[AIM OF THE TASK]: The entries below need to be written out exactly, with no pictures included.
- - - - - - -
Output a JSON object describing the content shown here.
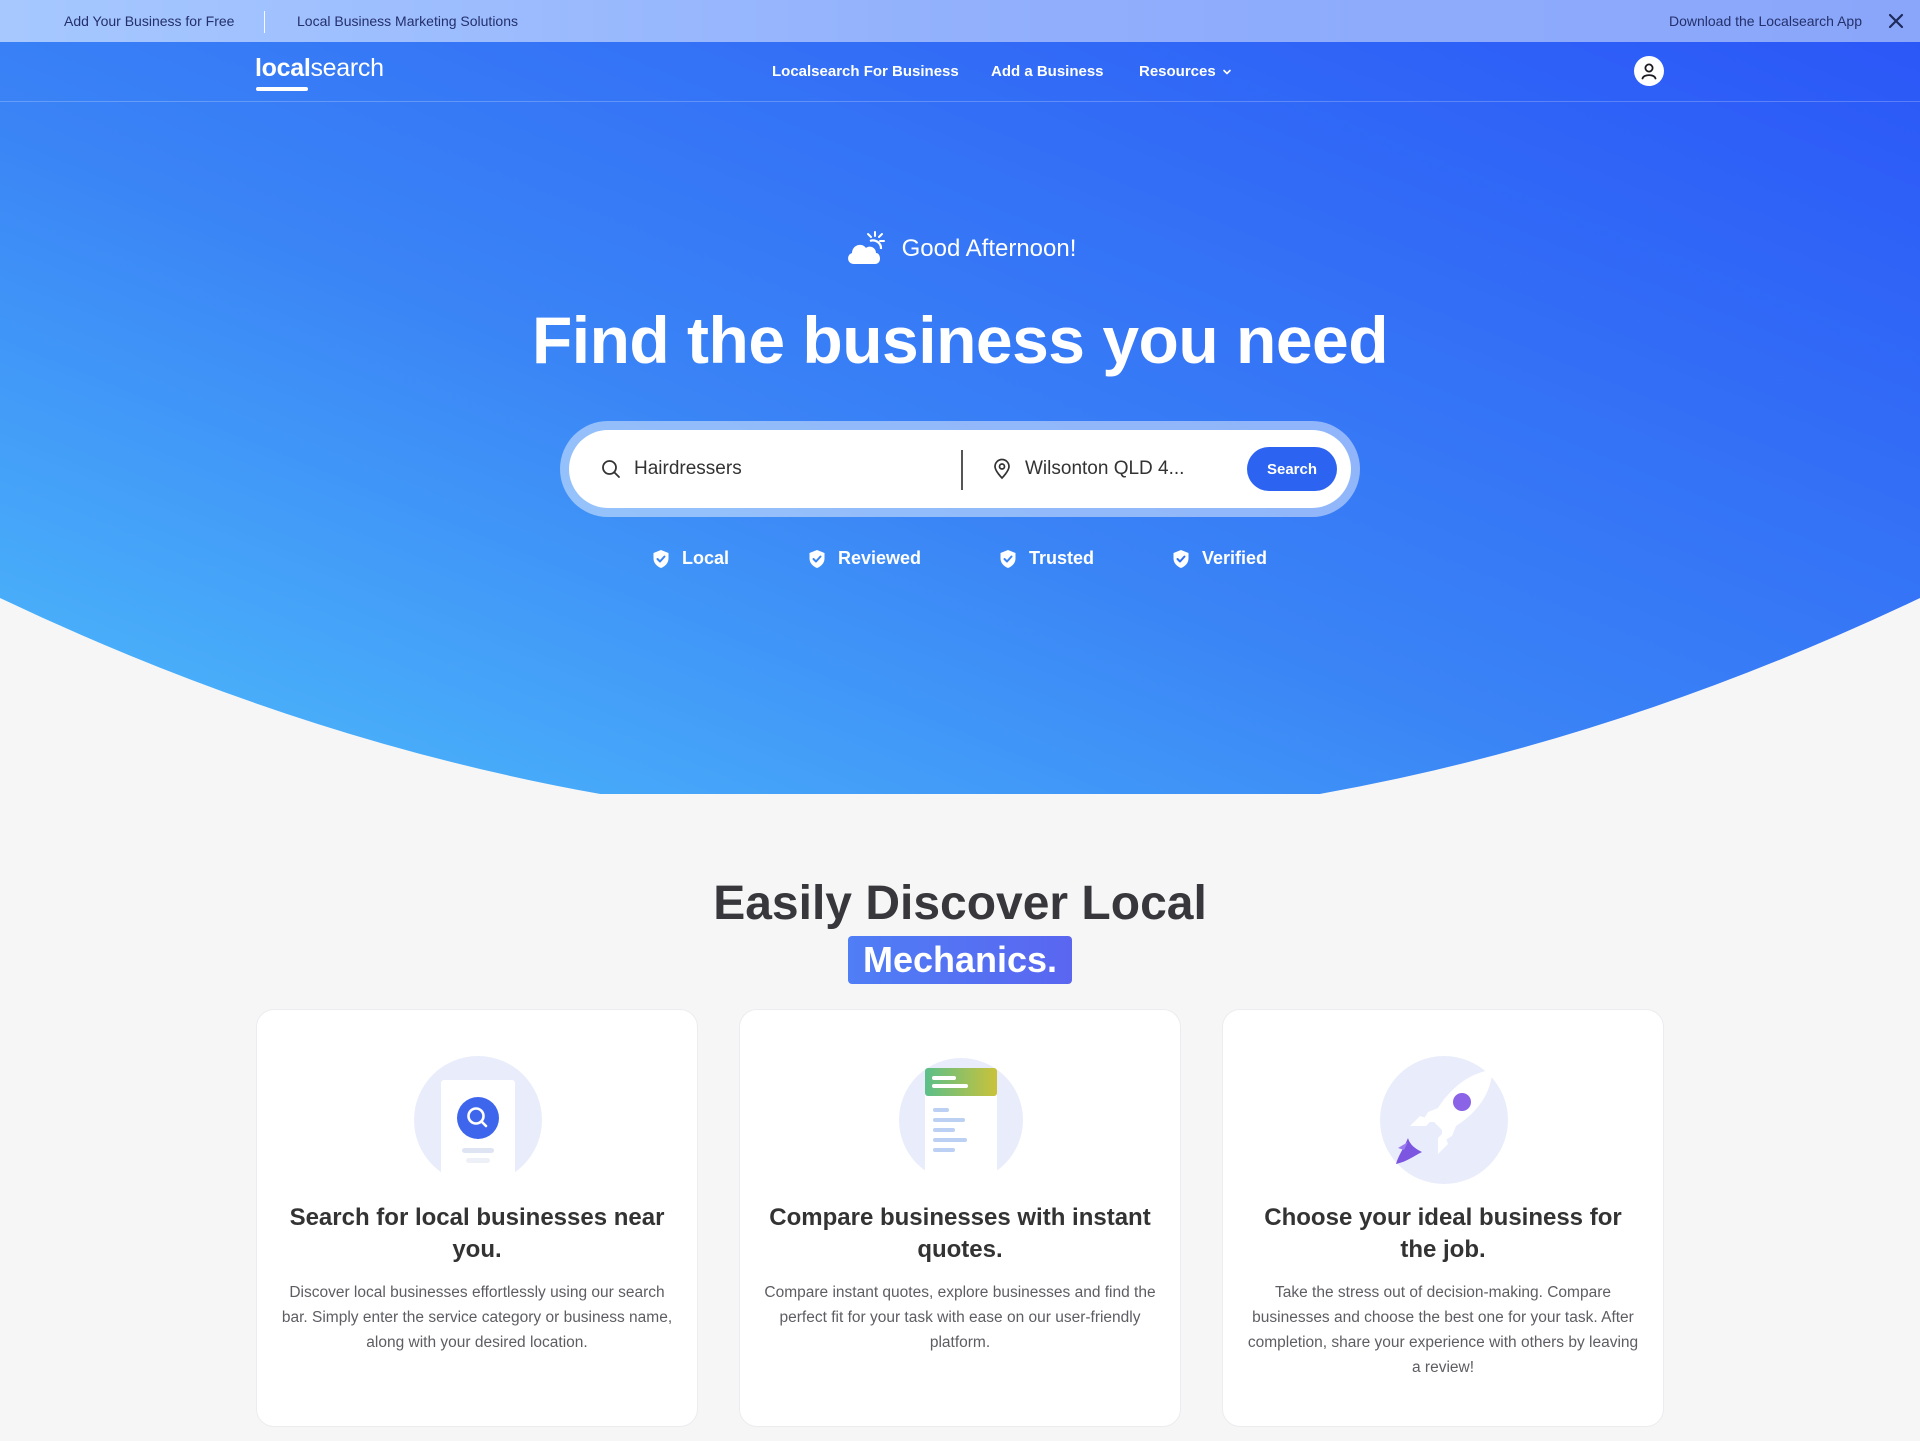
{
  "promo_bar": {
    "add_business": "Add Your Business for Free",
    "marketing": "Local Business Marketing Solutions",
    "download_app": "Download the Localsearch App",
    "close_icon": "close-icon"
  },
  "nav": {
    "logo_bold": "local",
    "logo_light": "search",
    "links": [
      "Localsearch For Business",
      "Add a Business",
      "Resources"
    ],
    "account_icon": "user-icon"
  },
  "hero": {
    "greeting": "Good Afternoon!",
    "greeting_icon": "cloud-sun-icon",
    "title": "Find the business you need",
    "search": {
      "query": "Hairdressers",
      "location": "Wilsonton QLD 4...",
      "button": "Search"
    },
    "badges": [
      "Local",
      "Reviewed",
      "Trusted",
      "Verified"
    ],
    "badge_icon": "shield-check-icon"
  },
  "discover": {
    "title": "Easily Discover Local",
    "highlight": "Mechanics.",
    "cards": [
      {
        "icon": "search-document-icon",
        "title": "Search for local businesses near you.",
        "text": "Discover local businesses effortlessly using our search bar. Simply enter the service category or business name, along with your desired location."
      },
      {
        "icon": "quote-list-icon",
        "title": "Compare businesses with instant quotes.",
        "text": "Compare instant quotes, explore businesses and find the perfect fit for your task with ease on our user-friendly platform."
      },
      {
        "icon": "rocket-icon",
        "title": "Choose your ideal business for the job.",
        "text": "Take the stress out of decision-making. Compare businesses and choose the best one for your task. After completion, share your experience with others by leaving a review!"
      }
    ]
  },
  "colors": {
    "brand_blue": "#2c63f0",
    "hero_light": "#52b8fb",
    "highlight": "#5a72f2"
  }
}
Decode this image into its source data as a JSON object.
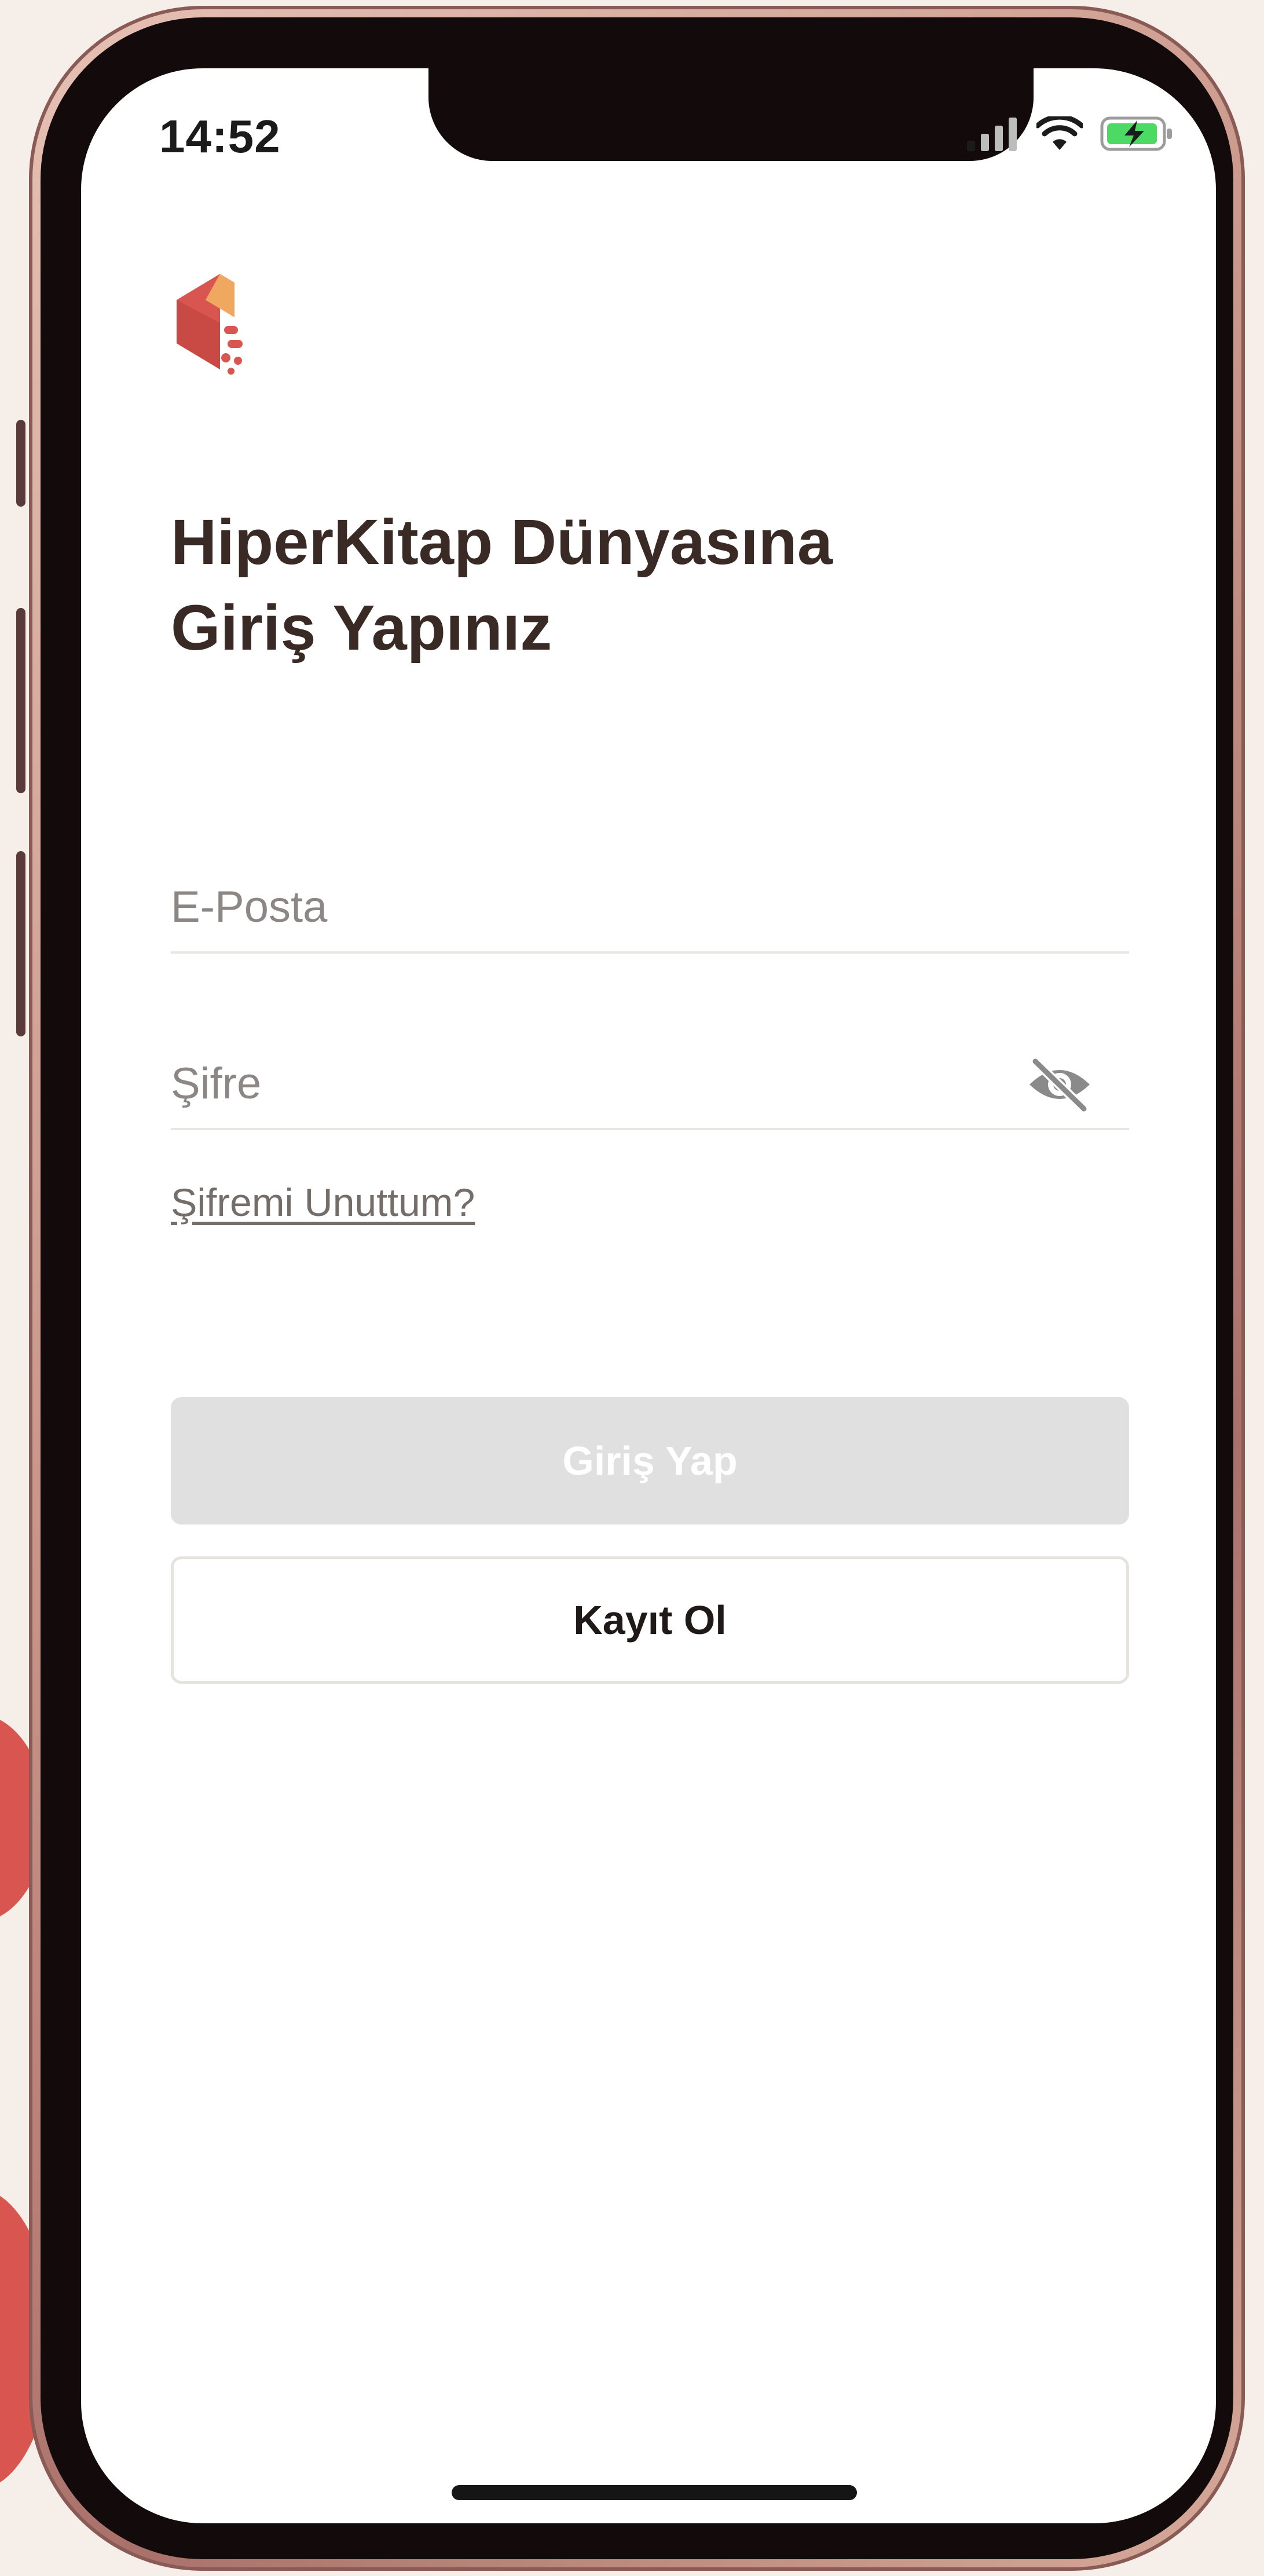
- - - - - - -
[EXERCISE OUTPUT]:
Output a JSON object describing the content shown here.
{
  "promo_bar": {
    "add_business": "Add Your Business for Free",
    "marketing": "Local Business Marketing Solutions",
    "download_app": "Download the Localsearch App",
    "close_icon": "close-icon"
  },
  "nav": {
    "logo_bold": "local",
    "logo_light": "search",
    "links": [
      "Localsearch For Business",
      "Add a Business",
      "Resources"
    ],
    "account_icon": "user-icon"
  },
  "hero": {
    "greeting": "Good Afternoon!",
    "greeting_icon": "cloud-sun-icon",
    "title": "Find the business you need",
    "search": {
      "query": "Hairdressers",
      "location": "Wilsonton QLD 4...",
      "button": "Search"
    },
    "badges": [
      "Local",
      "Reviewed",
      "Trusted",
      "Verified"
    ],
    "badge_icon": "shield-check-icon"
  },
  "discover": {
    "title": "Easily Discover Local",
    "highlight": "Mechanics.",
    "cards": [
      {
        "icon": "search-document-icon",
        "title": "Search for local businesses near you.",
        "text": "Discover local businesses effortlessly using our search bar. Simply enter the service category or business name, along with your desired location."
      },
      {
        "icon": "quote-list-icon",
        "title": "Compare businesses with instant quotes.",
        "text": "Compare instant quotes, explore businesses and find the perfect fit for your task with ease on our user-friendly platform."
      },
      {
        "icon": "rocket-icon",
        "title": "Choose your ideal business for the job.",
        "text": "Take the stress out of decision-making. Compare businesses and choose the best one for your task. After completion, share your experience with others by leaving a review!"
      }
    ]
  },
  "colors": {
    "brand_blue": "#2c63f0",
    "hero_light": "#52b8fb",
    "highlight": "#5a72f2"
  }
}
Decode this image into its source data as a JSON object.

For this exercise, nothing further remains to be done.